BEGIN Dataset

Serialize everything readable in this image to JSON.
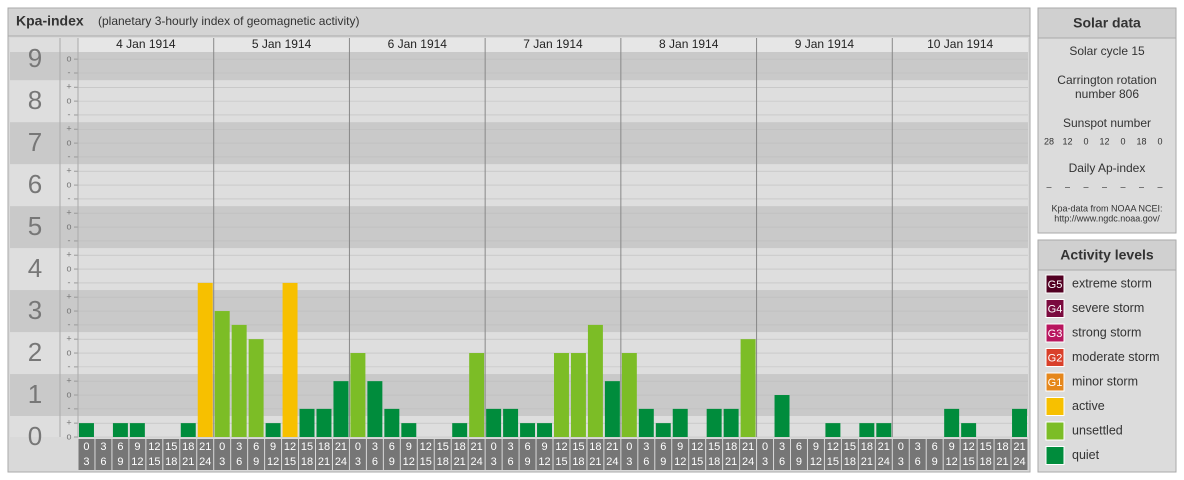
{
  "chart_data": {
    "type": "bar",
    "title": "Kpa-index",
    "subtitle": "(planetary 3-hourly index of geomagnetic activity)",
    "categories": [
      "4 Jan 1914",
      "5 Jan 1914",
      "6 Jan 1914",
      "7 Jan 1914",
      "8 Jan 1914",
      "9 Jan 1914",
      "10 Jan 1914"
    ],
    "intervals": [
      [
        "0",
        "3"
      ],
      [
        "3",
        "6"
      ],
      [
        "6",
        "9"
      ],
      [
        "9",
        "12"
      ],
      [
        "12",
        "15"
      ],
      [
        "15",
        "18"
      ],
      [
        "18",
        "21"
      ],
      [
        "21",
        "24"
      ]
    ],
    "values": [
      [
        0.33,
        0,
        0.33,
        0.33,
        0,
        0,
        0.33,
        3.67
      ],
      [
        3,
        2.67,
        2.33,
        0.33,
        3.67,
        0.67,
        0.67,
        1.33
      ],
      [
        2,
        1.33,
        0.67,
        0.33,
        0,
        0,
        0.33,
        2
      ],
      [
        0.67,
        0.67,
        0.33,
        0.33,
        2,
        2,
        2.67,
        1.33
      ],
      [
        2,
        0.67,
        0.33,
        0.67,
        0,
        0.67,
        0.67,
        2.33
      ],
      [
        0,
        1,
        0,
        0,
        0.33,
        0,
        0.33,
        0.33
      ],
      [
        0,
        0,
        0,
        0.67,
        0.33,
        0,
        0,
        0.67
      ]
    ],
    "colors": [
      [
        "#008c3c",
        "#008c3c",
        "#008c3c",
        "#008c3c",
        "#008c3c",
        "#008c3c",
        "#008c3c",
        "#f7c000"
      ],
      [
        "#7cbd26",
        "#7cbd26",
        "#7cbd26",
        "#008c3c",
        "#f7c000",
        "#008c3c",
        "#008c3c",
        "#008c3c"
      ],
      [
        "#7cbd26",
        "#008c3c",
        "#008c3c",
        "#008c3c",
        "#008c3c",
        "#008c3c",
        "#008c3c",
        "#7cbd26"
      ],
      [
        "#008c3c",
        "#008c3c",
        "#008c3c",
        "#008c3c",
        "#7cbd26",
        "#7cbd26",
        "#7cbd26",
        "#008c3c"
      ],
      [
        "#7cbd26",
        "#008c3c",
        "#008c3c",
        "#008c3c",
        "#008c3c",
        "#008c3c",
        "#008c3c",
        "#7cbd26"
      ],
      [
        "#008c3c",
        "#008c3c",
        "#008c3c",
        "#008c3c",
        "#008c3c",
        "#008c3c",
        "#008c3c",
        "#008c3c"
      ],
      [
        "#008c3c",
        "#008c3c",
        "#008c3c",
        "#008c3c",
        "#008c3c",
        "#008c3c",
        "#008c3c",
        "#008c3c"
      ]
    ],
    "ylim": [
      0,
      9.17
    ],
    "yticks": [
      0,
      1,
      2,
      3,
      4,
      5,
      6,
      7,
      8,
      9
    ],
    "minor_ticks": [
      {
        "value": 0,
        "label": "o"
      },
      {
        "value": 0.33,
        "label": "+"
      },
      {
        "value": 0.67,
        "label": "-"
      },
      {
        "value": 1,
        "label": "o"
      },
      {
        "value": 1.33,
        "label": "+"
      },
      {
        "value": 1.67,
        "label": "-"
      },
      {
        "value": 2,
        "label": "o"
      },
      {
        "value": 2.33,
        "label": "+"
      },
      {
        "value": 2.67,
        "label": "-"
      },
      {
        "value": 3,
        "label": "o"
      },
      {
        "value": 3.33,
        "label": "+"
      },
      {
        "value": 3.67,
        "label": "-"
      },
      {
        "value": 4,
        "label": "o"
      },
      {
        "value": 4.33,
        "label": "+"
      },
      {
        "value": 4.67,
        "label": "-"
      },
      {
        "value": 5,
        "label": "o"
      },
      {
        "value": 5.33,
        "label": "+"
      },
      {
        "value": 5.67,
        "label": "-"
      },
      {
        "value": 6,
        "label": "o"
      },
      {
        "value": 6.33,
        "label": "+"
      },
      {
        "value": 6.67,
        "label": "-"
      },
      {
        "value": 7,
        "label": "o"
      },
      {
        "value": 7.33,
        "label": "+"
      },
      {
        "value": 7.67,
        "label": "-"
      },
      {
        "value": 8,
        "label": "o"
      },
      {
        "value": 8.33,
        "label": "+"
      },
      {
        "value": 8.67,
        "label": "-"
      },
      {
        "value": 9,
        "label": "o"
      }
    ],
    "grid": true
  },
  "solar_data": {
    "title": "Solar data",
    "solar_cycle": "Solar cycle 15",
    "carrington": [
      "Carrington rotation",
      "number 806"
    ],
    "sunspot_title": "Sunspot number",
    "sunspot": [
      28,
      12,
      0,
      12,
      0,
      18,
      0
    ],
    "ap_title": "Daily Ap-index",
    "ap": [
      "–",
      "–",
      "–",
      "–",
      "–",
      "–",
      "–"
    ],
    "note": [
      "Kpa-data from NOAA NCEI:",
      "http://www.ngdc.noaa.gov/"
    ]
  },
  "activity_levels": {
    "title": "Activity levels",
    "items": [
      {
        "badge": "G5",
        "name": "extreme storm",
        "color": "#520022"
      },
      {
        "badge": "G4",
        "name": "severe storm",
        "color": "#7a0a3e"
      },
      {
        "badge": "G3",
        "name": "strong storm",
        "color": "#b8155e"
      },
      {
        "badge": "G2",
        "name": "moderate storm",
        "color": "#d9402a"
      },
      {
        "badge": "G1",
        "name": "minor storm",
        "color": "#e5871c"
      },
      {
        "name": "active",
        "color": "#f7c000"
      },
      {
        "name": "unsettled",
        "color": "#7cbd26"
      },
      {
        "name": "quiet",
        "color": "#008c3c"
      }
    ]
  }
}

END Dataset

*Instruction*: Transcribe the records above exactly, leaving out every picture.

*Task answer*:
Serialize everything readable in this image to JSON.
{
  "chart_data": {
    "type": "bar",
    "title": "Kpa-index",
    "subtitle": "(planetary 3-hourly index of geomagnetic activity)",
    "categories": [
      "4 Jan 1914",
      "5 Jan 1914",
      "6 Jan 1914",
      "7 Jan 1914",
      "8 Jan 1914",
      "9 Jan 1914",
      "10 Jan 1914"
    ],
    "intervals": [
      [
        "0",
        "3"
      ],
      [
        "3",
        "6"
      ],
      [
        "6",
        "9"
      ],
      [
        "9",
        "12"
      ],
      [
        "12",
        "15"
      ],
      [
        "15",
        "18"
      ],
      [
        "18",
        "21"
      ],
      [
        "21",
        "24"
      ]
    ],
    "values": [
      [
        0.33,
        0,
        0.33,
        0.33,
        0,
        0,
        0.33,
        3.67
      ],
      [
        3,
        2.67,
        2.33,
        0.33,
        3.67,
        0.67,
        0.67,
        1.33
      ],
      [
        2,
        1.33,
        0.67,
        0.33,
        0,
        0,
        0.33,
        2
      ],
      [
        0.67,
        0.67,
        0.33,
        0.33,
        2,
        2,
        2.67,
        1.33
      ],
      [
        2,
        0.67,
        0.33,
        0.67,
        0,
        0.67,
        0.67,
        2.33
      ],
      [
        0,
        1,
        0,
        0,
        0.33,
        0,
        0.33,
        0.33
      ],
      [
        0,
        0,
        0,
        0.67,
        0.33,
        0,
        0,
        0.67
      ]
    ],
    "colors": [
      [
        "#008c3c",
        "#008c3c",
        "#008c3c",
        "#008c3c",
        "#008c3c",
        "#008c3c",
        "#008c3c",
        "#f7c000"
      ],
      [
        "#7cbd26",
        "#7cbd26",
        "#7cbd26",
        "#008c3c",
        "#f7c000",
        "#008c3c",
        "#008c3c",
        "#008c3c"
      ],
      [
        "#7cbd26",
        "#008c3c",
        "#008c3c",
        "#008c3c",
        "#008c3c",
        "#008c3c",
        "#008c3c",
        "#7cbd26"
      ],
      [
        "#008c3c",
        "#008c3c",
        "#008c3c",
        "#008c3c",
        "#7cbd26",
        "#7cbd26",
        "#7cbd26",
        "#008c3c"
      ],
      [
        "#7cbd26",
        "#008c3c",
        "#008c3c",
        "#008c3c",
        "#008c3c",
        "#008c3c",
        "#008c3c",
        "#7cbd26"
      ],
      [
        "#008c3c",
        "#008c3c",
        "#008c3c",
        "#008c3c",
        "#008c3c",
        "#008c3c",
        "#008c3c",
        "#008c3c"
      ],
      [
        "#008c3c",
        "#008c3c",
        "#008c3c",
        "#008c3c",
        "#008c3c",
        "#008c3c",
        "#008c3c",
        "#008c3c"
      ]
    ],
    "ylim": [
      0,
      9.17
    ],
    "yticks": [
      0,
      1,
      2,
      3,
      4,
      5,
      6,
      7,
      8,
      9
    ],
    "minor_ticks": [
      {
        "value": 0,
        "label": "o"
      },
      {
        "value": 0.33,
        "label": "+"
      },
      {
        "value": 0.67,
        "label": "-"
      },
      {
        "value": 1,
        "label": "o"
      },
      {
        "value": 1.33,
        "label": "+"
      },
      {
        "value": 1.67,
        "label": "-"
      },
      {
        "value": 2,
        "label": "o"
      },
      {
        "value": 2.33,
        "label": "+"
      },
      {
        "value": 2.67,
        "label": "-"
      },
      {
        "value": 3,
        "label": "o"
      },
      {
        "value": 3.33,
        "label": "+"
      },
      {
        "value": 3.67,
        "label": "-"
      },
      {
        "value": 4,
        "label": "o"
      },
      {
        "value": 4.33,
        "label": "+"
      },
      {
        "value": 4.67,
        "label": "-"
      },
      {
        "value": 5,
        "label": "o"
      },
      {
        "value": 5.33,
        "label": "+"
      },
      {
        "value": 5.67,
        "label": "-"
      },
      {
        "value": 6,
        "label": "o"
      },
      {
        "value": 6.33,
        "label": "+"
      },
      {
        "value": 6.67,
        "label": "-"
      },
      {
        "value": 7,
        "label": "o"
      },
      {
        "value": 7.33,
        "label": "+"
      },
      {
        "value": 7.67,
        "label": "-"
      },
      {
        "value": 8,
        "label": "o"
      },
      {
        "value": 8.33,
        "label": "+"
      },
      {
        "value": 8.67,
        "label": "-"
      },
      {
        "value": 9,
        "label": "o"
      }
    ],
    "grid": true
  },
  "solar_data": {
    "title": "Solar data",
    "solar_cycle": "Solar cycle 15",
    "carrington": [
      "Carrington rotation",
      "number 806"
    ],
    "sunspot_title": "Sunspot number",
    "sunspot": [
      28,
      12,
      0,
      12,
      0,
      18,
      0
    ],
    "ap_title": "Daily Ap-index",
    "ap": [
      "–",
      "–",
      "–",
      "–",
      "–",
      "–",
      "–"
    ],
    "note": [
      "Kpa-data from NOAA NCEI:",
      "http://www.ngdc.noaa.gov/"
    ]
  },
  "activity_levels": {
    "title": "Activity levels",
    "items": [
      {
        "badge": "G5",
        "name": "extreme storm",
        "color": "#520022"
      },
      {
        "badge": "G4",
        "name": "severe storm",
        "color": "#7a0a3e"
      },
      {
        "badge": "G3",
        "name": "strong storm",
        "color": "#b8155e"
      },
      {
        "badge": "G2",
        "name": "moderate storm",
        "color": "#d9402a"
      },
      {
        "badge": "G1",
        "name": "minor storm",
        "color": "#e5871c"
      },
      {
        "name": "active",
        "color": "#f7c000"
      },
      {
        "name": "unsettled",
        "color": "#7cbd26"
      },
      {
        "name": "quiet",
        "color": "#008c3c"
      }
    ]
  }
}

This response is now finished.